### Directive
Extract each line bearing the word "that".

───── Excerpted data ─────

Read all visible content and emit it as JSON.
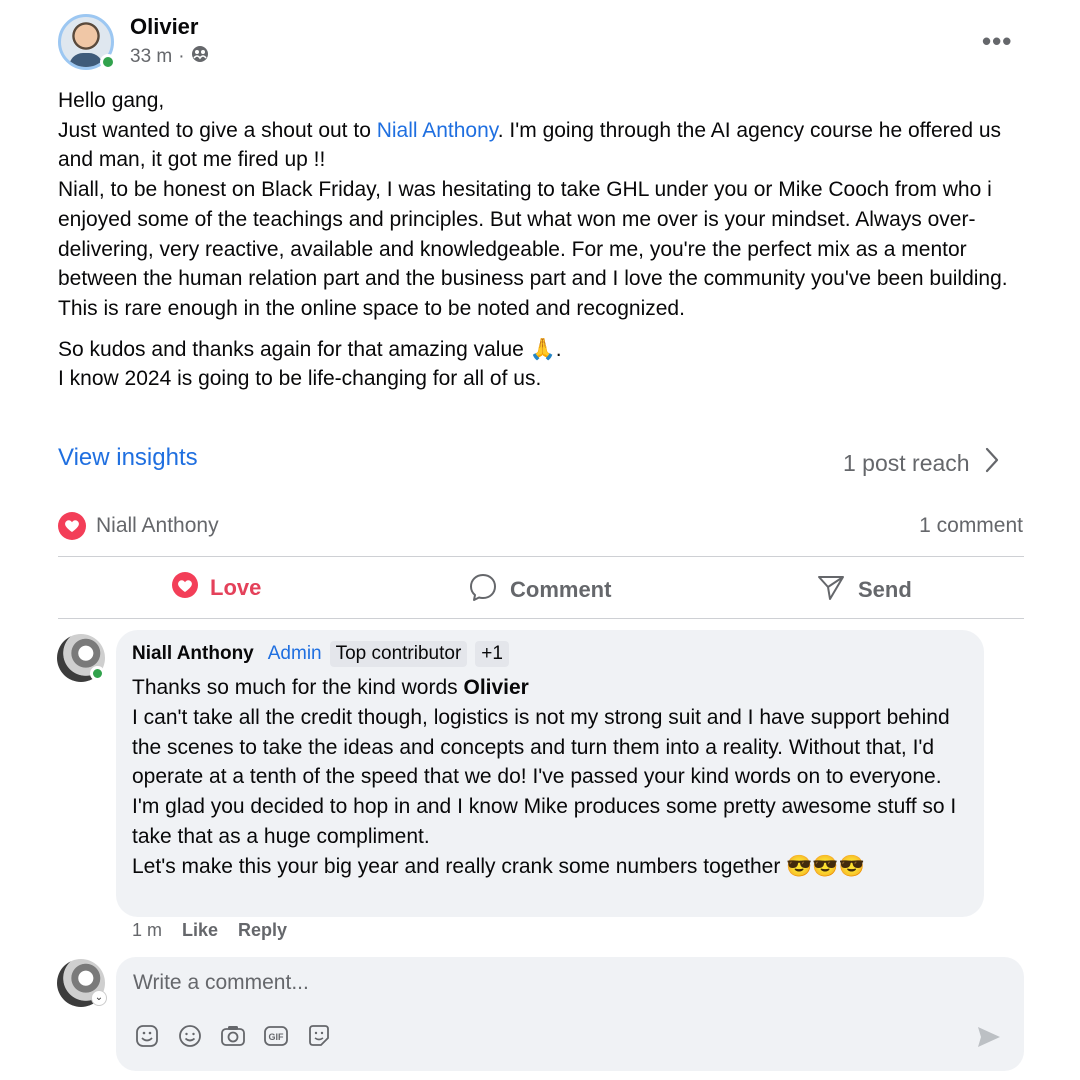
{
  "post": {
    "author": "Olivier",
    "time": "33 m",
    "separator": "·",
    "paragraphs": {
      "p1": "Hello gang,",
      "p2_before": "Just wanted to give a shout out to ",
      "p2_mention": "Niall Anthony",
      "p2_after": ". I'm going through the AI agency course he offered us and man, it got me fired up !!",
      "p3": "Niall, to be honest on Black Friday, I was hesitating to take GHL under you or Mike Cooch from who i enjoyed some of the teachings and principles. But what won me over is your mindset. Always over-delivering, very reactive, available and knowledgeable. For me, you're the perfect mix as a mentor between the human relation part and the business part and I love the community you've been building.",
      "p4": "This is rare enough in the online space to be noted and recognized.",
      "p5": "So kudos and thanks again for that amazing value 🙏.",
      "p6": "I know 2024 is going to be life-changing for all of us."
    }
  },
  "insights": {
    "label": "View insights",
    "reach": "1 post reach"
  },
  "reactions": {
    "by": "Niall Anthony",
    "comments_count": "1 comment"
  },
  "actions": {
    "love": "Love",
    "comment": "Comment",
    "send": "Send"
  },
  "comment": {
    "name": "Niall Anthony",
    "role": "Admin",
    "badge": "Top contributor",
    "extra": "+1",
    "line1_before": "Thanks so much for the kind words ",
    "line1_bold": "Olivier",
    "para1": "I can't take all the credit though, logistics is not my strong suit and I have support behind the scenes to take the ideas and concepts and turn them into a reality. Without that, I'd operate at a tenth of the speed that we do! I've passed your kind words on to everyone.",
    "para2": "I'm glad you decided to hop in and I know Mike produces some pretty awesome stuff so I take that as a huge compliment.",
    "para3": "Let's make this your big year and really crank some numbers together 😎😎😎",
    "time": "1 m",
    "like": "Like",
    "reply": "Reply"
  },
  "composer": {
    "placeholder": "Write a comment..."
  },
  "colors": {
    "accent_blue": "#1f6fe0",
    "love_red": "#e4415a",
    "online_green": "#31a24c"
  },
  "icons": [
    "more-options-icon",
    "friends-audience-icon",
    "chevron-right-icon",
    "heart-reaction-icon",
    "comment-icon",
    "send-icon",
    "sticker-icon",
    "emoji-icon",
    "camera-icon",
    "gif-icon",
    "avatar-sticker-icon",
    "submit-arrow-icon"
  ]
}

─────
───── Excerpted data ─────

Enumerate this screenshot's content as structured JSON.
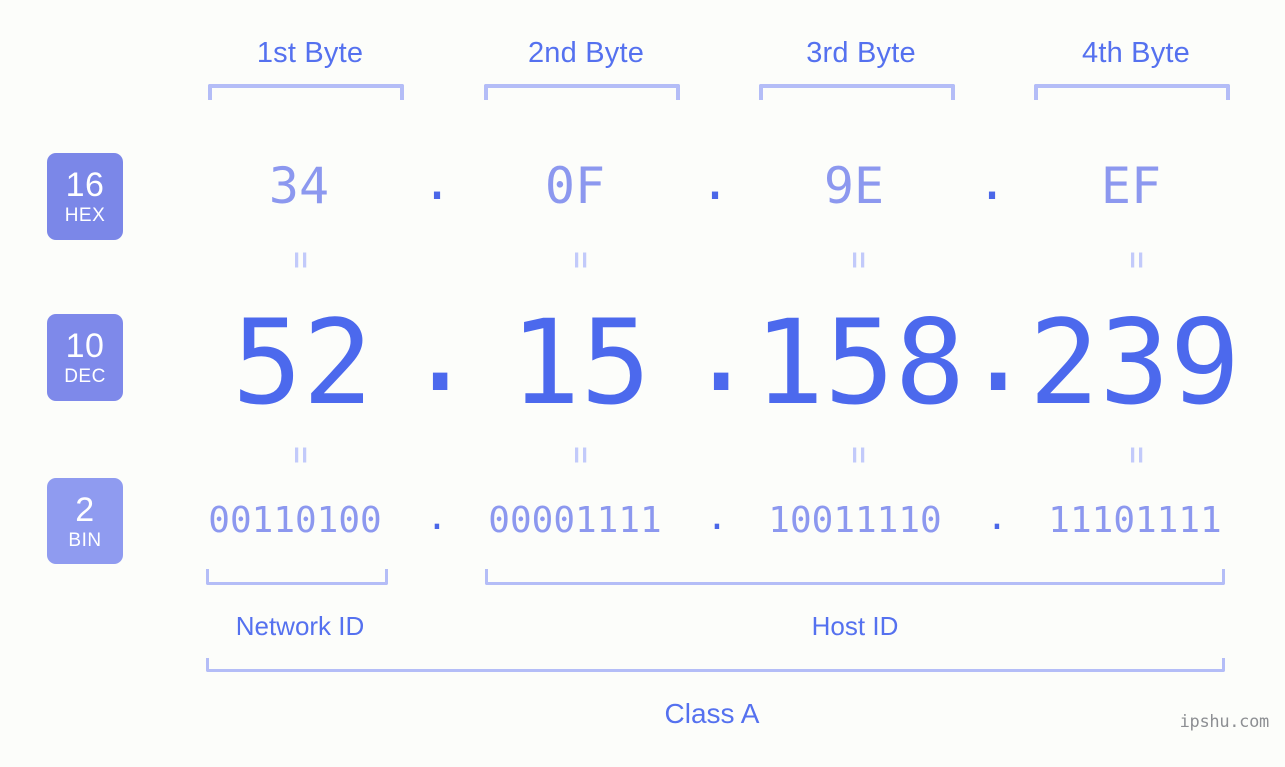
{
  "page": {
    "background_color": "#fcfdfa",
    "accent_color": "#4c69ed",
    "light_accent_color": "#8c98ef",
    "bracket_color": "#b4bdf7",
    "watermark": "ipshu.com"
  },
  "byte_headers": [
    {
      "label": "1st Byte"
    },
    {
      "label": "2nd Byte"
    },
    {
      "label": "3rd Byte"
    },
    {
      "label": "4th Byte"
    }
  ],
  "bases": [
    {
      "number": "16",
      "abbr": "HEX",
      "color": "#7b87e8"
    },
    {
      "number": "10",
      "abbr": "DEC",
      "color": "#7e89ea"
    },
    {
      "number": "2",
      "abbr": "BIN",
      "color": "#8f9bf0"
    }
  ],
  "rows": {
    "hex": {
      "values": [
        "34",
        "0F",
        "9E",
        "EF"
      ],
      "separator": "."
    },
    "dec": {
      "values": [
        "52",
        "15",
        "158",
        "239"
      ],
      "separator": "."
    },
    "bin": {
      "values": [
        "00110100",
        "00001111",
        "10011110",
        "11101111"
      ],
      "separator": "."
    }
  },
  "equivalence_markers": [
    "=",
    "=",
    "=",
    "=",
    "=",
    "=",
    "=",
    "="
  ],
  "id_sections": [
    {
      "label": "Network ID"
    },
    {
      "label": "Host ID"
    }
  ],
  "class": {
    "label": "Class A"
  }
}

─────

### Solution
      "p5": "So kudos and thanks again for that amazing value 🙏.",
    "para1": "I can't take all the credit though, logistics is not my strong suit and I have support behind the scenes to take the ideas and concepts and turn them into a reality. Without that, I'd operate at a tenth of the speed that we do! I've passed your kind words on to everyone.",
    "para2": "I'm glad you decided to hop in and I know Mike produces some pretty awesome stuff so I take that as a huge compliment.",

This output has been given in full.